**WHAT TO WORK ON:** Report how many lines below contain the word "according", and give only that number.

_ _ _ _

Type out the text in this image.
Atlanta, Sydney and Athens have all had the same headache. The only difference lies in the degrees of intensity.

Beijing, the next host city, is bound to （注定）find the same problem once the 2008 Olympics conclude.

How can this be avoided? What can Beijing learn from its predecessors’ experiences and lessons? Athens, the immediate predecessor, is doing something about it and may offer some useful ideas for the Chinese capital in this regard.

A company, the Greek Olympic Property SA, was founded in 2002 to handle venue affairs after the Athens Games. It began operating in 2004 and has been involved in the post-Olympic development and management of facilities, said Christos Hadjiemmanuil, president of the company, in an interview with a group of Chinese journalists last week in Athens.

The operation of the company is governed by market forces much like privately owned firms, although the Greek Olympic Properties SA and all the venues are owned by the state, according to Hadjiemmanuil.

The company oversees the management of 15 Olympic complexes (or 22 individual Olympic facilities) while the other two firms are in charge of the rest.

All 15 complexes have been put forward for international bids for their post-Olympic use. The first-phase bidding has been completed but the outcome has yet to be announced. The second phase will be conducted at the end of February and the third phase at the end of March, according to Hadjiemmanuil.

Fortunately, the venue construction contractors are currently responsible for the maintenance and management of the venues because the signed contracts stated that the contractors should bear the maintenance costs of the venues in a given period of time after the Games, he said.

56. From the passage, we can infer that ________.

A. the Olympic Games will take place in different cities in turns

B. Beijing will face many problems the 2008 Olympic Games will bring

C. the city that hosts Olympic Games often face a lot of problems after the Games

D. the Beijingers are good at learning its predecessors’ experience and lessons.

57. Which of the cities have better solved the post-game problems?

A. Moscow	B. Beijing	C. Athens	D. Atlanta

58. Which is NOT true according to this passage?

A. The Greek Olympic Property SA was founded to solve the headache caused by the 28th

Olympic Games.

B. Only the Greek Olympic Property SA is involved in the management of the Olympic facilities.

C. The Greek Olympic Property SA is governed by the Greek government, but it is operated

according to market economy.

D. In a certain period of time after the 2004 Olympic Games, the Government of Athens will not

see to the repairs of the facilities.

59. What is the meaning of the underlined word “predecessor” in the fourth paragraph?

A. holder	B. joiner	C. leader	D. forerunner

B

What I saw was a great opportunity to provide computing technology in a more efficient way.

_ _ _ _

**SOLUTION TO THE EXERCISE:** 4